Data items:
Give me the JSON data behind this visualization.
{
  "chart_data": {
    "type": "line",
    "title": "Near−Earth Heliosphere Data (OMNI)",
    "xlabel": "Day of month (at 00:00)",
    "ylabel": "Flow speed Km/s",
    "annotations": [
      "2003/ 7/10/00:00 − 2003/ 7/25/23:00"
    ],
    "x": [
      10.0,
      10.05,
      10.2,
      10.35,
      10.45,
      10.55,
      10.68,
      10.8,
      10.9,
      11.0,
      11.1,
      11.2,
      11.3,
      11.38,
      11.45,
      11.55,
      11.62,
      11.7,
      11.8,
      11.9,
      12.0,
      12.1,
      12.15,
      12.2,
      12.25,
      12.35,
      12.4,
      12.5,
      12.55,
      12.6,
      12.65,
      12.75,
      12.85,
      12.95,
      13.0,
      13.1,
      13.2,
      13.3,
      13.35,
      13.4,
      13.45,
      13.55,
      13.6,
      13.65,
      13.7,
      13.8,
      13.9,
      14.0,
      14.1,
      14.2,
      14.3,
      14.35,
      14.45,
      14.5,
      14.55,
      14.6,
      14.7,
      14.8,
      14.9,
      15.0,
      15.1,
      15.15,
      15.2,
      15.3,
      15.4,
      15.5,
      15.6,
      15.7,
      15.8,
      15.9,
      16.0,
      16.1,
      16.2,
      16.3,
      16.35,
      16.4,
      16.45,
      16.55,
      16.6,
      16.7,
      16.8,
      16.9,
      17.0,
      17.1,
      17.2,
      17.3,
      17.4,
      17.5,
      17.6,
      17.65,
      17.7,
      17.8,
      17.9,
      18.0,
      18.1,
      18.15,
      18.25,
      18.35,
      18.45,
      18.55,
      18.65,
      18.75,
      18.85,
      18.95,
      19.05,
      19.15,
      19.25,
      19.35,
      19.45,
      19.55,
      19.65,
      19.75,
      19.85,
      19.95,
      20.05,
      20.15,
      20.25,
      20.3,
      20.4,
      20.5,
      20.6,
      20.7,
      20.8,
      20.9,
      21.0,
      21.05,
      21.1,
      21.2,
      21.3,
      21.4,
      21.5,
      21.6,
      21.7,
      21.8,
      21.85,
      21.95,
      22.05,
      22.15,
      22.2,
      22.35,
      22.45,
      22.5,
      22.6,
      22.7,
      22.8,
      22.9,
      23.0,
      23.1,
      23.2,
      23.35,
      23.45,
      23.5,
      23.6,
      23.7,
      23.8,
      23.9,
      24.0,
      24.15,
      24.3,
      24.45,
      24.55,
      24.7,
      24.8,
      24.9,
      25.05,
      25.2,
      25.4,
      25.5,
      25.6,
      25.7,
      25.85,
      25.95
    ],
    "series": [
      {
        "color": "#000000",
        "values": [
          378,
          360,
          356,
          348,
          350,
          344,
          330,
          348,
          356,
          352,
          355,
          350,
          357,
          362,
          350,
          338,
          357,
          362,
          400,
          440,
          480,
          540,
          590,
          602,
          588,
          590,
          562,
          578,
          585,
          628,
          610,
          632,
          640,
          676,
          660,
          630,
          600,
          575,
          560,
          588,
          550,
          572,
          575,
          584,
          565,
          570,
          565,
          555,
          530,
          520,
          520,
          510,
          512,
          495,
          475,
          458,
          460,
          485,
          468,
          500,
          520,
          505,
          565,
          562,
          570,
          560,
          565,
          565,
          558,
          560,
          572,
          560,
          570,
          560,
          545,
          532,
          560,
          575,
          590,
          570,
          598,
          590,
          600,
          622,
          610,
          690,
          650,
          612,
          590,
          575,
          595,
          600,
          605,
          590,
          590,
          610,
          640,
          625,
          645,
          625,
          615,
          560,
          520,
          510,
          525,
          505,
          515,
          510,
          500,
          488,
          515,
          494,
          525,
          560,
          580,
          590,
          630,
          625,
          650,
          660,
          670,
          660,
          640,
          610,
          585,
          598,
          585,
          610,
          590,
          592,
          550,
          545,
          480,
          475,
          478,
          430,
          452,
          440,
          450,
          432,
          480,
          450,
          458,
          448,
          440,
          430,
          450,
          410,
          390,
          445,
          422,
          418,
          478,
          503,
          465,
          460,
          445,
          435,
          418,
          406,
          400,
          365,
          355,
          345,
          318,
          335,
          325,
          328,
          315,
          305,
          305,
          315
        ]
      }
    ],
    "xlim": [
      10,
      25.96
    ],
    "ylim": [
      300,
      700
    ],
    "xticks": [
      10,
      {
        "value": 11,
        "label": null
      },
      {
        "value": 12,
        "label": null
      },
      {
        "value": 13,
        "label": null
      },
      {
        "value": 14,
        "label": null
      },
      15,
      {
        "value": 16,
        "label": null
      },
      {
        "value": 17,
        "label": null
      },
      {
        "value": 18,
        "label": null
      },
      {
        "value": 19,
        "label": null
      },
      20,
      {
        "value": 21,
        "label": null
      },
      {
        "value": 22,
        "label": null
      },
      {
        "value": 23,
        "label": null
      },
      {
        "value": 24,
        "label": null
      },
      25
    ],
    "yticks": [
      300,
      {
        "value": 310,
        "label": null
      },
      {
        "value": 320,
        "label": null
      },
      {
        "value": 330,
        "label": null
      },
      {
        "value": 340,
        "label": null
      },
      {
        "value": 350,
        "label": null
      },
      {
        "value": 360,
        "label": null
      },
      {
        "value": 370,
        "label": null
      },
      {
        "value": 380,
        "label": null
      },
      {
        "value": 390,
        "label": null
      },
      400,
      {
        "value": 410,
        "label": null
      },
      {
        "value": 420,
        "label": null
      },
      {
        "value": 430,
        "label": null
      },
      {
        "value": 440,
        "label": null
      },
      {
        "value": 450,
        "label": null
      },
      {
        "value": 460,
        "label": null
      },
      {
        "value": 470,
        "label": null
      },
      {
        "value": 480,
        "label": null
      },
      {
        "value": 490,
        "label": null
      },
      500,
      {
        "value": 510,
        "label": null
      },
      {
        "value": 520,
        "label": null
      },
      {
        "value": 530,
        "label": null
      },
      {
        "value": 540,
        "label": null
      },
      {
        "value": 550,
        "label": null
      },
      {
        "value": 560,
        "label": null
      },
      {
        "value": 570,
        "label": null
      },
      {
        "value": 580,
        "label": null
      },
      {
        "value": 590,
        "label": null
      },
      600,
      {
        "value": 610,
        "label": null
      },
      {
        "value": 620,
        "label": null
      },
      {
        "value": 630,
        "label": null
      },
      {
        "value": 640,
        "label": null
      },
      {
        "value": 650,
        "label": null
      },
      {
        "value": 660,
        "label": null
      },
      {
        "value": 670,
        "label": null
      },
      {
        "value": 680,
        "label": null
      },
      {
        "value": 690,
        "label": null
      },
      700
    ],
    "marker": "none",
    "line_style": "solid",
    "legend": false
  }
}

● GIVEN REQUEST: Type the material above out again, exactly.

● SOLUTION FOR THIS PROBLEM:
Give me the JSON data behind this visualization.
{
  "chart_data": {
    "type": "line",
    "title": "Near−Earth Heliosphere Data (OMNI)",
    "xlabel": "Day of month (at 00:00)",
    "ylabel": "Flow speed Km/s",
    "annotations": [
      "2003/ 7/10/00:00 − 2003/ 7/25/23:00"
    ],
    "x": [
      10.0,
      10.05,
      10.2,
      10.35,
      10.45,
      10.55,
      10.68,
      10.8,
      10.9,
      11.0,
      11.1,
      11.2,
      11.3,
      11.38,
      11.45,
      11.55,
      11.62,
      11.7,
      11.8,
      11.9,
      12.0,
      12.1,
      12.15,
      12.2,
      12.25,
      12.35,
      12.4,
      12.5,
      12.55,
      12.6,
      12.65,
      12.75,
      12.85,
      12.95,
      13.0,
      13.1,
      13.2,
      13.3,
      13.35,
      13.4,
      13.45,
      13.55,
      13.6,
      13.65,
      13.7,
      13.8,
      13.9,
      14.0,
      14.1,
      14.2,
      14.3,
      14.35,
      14.45,
      14.5,
      14.55,
      14.6,
      14.7,
      14.8,
      14.9,
      15.0,
      15.1,
      15.15,
      15.2,
      15.3,
      15.4,
      15.5,
      15.6,
      15.7,
      15.8,
      15.9,
      16.0,
      16.1,
      16.2,
      16.3,
      16.35,
      16.4,
      16.45,
      16.55,
      16.6,
      16.7,
      16.8,
      16.9,
      17.0,
      17.1,
      17.2,
      17.3,
      17.4,
      17.5,
      17.6,
      17.65,
      17.7,
      17.8,
      17.9,
      18.0,
      18.1,
      18.15,
      18.25,
      18.35,
      18.45,
      18.55,
      18.65,
      18.75,
      18.85,
      18.95,
      19.05,
      19.15,
      19.25,
      19.35,
      19.45,
      19.55,
      19.65,
      19.75,
      19.85,
      19.95,
      20.05,
      20.15,
      20.25,
      20.3,
      20.4,
      20.5,
      20.6,
      20.7,
      20.8,
      20.9,
      21.0,
      21.05,
      21.1,
      21.2,
      21.3,
      21.4,
      21.5,
      21.6,
      21.7,
      21.8,
      21.85,
      21.95,
      22.05,
      22.15,
      22.2,
      22.35,
      22.45,
      22.5,
      22.6,
      22.7,
      22.8,
      22.9,
      23.0,
      23.1,
      23.2,
      23.35,
      23.45,
      23.5,
      23.6,
      23.7,
      23.8,
      23.9,
      24.0,
      24.15,
      24.3,
      24.45,
      24.55,
      24.7,
      24.8,
      24.9,
      25.05,
      25.2,
      25.4,
      25.5,
      25.6,
      25.7,
      25.85,
      25.95
    ],
    "series": [
      {
        "color": "#000000",
        "values": [
          378,
          360,
          356,
          348,
          350,
          344,
          330,
          348,
          356,
          352,
          355,
          350,
          357,
          362,
          350,
          338,
          357,
          362,
          400,
          440,
          480,
          540,
          590,
          602,
          588,
          590,
          562,
          578,
          585,
          628,
          610,
          632,
          640,
          676,
          660,
          630,
          600,
          575,
          560,
          588,
          550,
          572,
          575,
          584,
          565,
          570,
          565,
          555,
          530,
          520,
          520,
          510,
          512,
          495,
          475,
          458,
          460,
          485,
          468,
          500,
          520,
          505,
          565,
          562,
          570,
          560,
          565,
          565,
          558,
          560,
          572,
          560,
          570,
          560,
          545,
          532,
          560,
          575,
          590,
          570,
          598,
          590,
          600,
          622,
          610,
          690,
          650,
          612,
          590,
          575,
          595,
          600,
          605,
          590,
          590,
          610,
          640,
          625,
          645,
          625,
          615,
          560,
          520,
          510,
          525,
          505,
          515,
          510,
          500,
          488,
          515,
          494,
          525,
          560,
          580,
          590,
          630,
          625,
          650,
          660,
          670,
          660,
          640,
          610,
          585,
          598,
          585,
          610,
          590,
          592,
          550,
          545,
          480,
          475,
          478,
          430,
          452,
          440,
          450,
          432,
          480,
          450,
          458,
          448,
          440,
          430,
          450,
          410,
          390,
          445,
          422,
          418,
          478,
          503,
          465,
          460,
          445,
          435,
          418,
          406,
          400,
          365,
          355,
          345,
          318,
          335,
          325,
          328,
          315,
          305,
          305,
          315
        ]
      }
    ],
    "xlim": [
      10,
      25.96
    ],
    "ylim": [
      300,
      700
    ],
    "xticks": [
      10,
      {
        "value": 11,
        "label": null
      },
      {
        "value": 12,
        "label": null
      },
      {
        "value": 13,
        "label": null
      },
      {
        "value": 14,
        "label": null
      },
      15,
      {
        "value": 16,
        "label": null
      },
      {
        "value": 17,
        "label": null
      },
      {
        "value": 18,
        "label": null
      },
      {
        "value": 19,
        "label": null
      },
      20,
      {
        "value": 21,
        "label": null
      },
      {
        "value": 22,
        "label": null
      },
      {
        "value": 23,
        "label": null
      },
      {
        "value": 24,
        "label": null
      },
      25
    ],
    "yticks": [
      300,
      {
        "value": 310,
        "label": null
      },
      {
        "value": 320,
        "label": null
      },
      {
        "value": 330,
        "label": null
      },
      {
        "value": 340,
        "label": null
      },
      {
        "value": 350,
        "label": null
      },
      {
        "value": 360,
        "label": null
      },
      {
        "value": 370,
        "label": null
      },
      {
        "value": 380,
        "label": null
      },
      {
        "value": 390,
        "label": null
      },
      400,
      {
        "value": 410,
        "label": null
      },
      {
        "value": 420,
        "label": null
      },
      {
        "value": 430,
        "label": null
      },
      {
        "value": 440,
        "label": null
      },
      {
        "value": 450,
        "label": null
      },
      {
        "value": 460,
        "label": null
      },
      {
        "value": 470,
        "label": null
      },
      {
        "value": 480,
        "label": null
      },
      {
        "value": 490,
        "label": null
      },
      500,
      {
        "value": 510,
        "label": null
      },
      {
        "value": 520,
        "label": null
      },
      {
        "value": 530,
        "label": null
      },
      {
        "value": 540,
        "label": null
      },
      {
        "value": 550,
        "label": null
      },
      {
        "value": 560,
        "label": null
      },
      {
        "value": 570,
        "label": null
      },
      {
        "value": 580,
        "label": null
      },
      {
        "value": 590,
        "label": null
      },
      600,
      {
        "value": 610,
        "label": null
      },
      {
        "value": 620,
        "label": null
      },
      {
        "value": 630,
        "label": null
      },
      {
        "value": 640,
        "label": null
      },
      {
        "value": 650,
        "label": null
      },
      {
        "value": 660,
        "label": null
      },
      {
        "value": 670,
        "label": null
      },
      {
        "value": 680,
        "label": null
      },
      {
        "value": 690,
        "label": null
      },
      700
    ],
    "marker": "none",
    "line_style": "solid",
    "legend": false
  }
}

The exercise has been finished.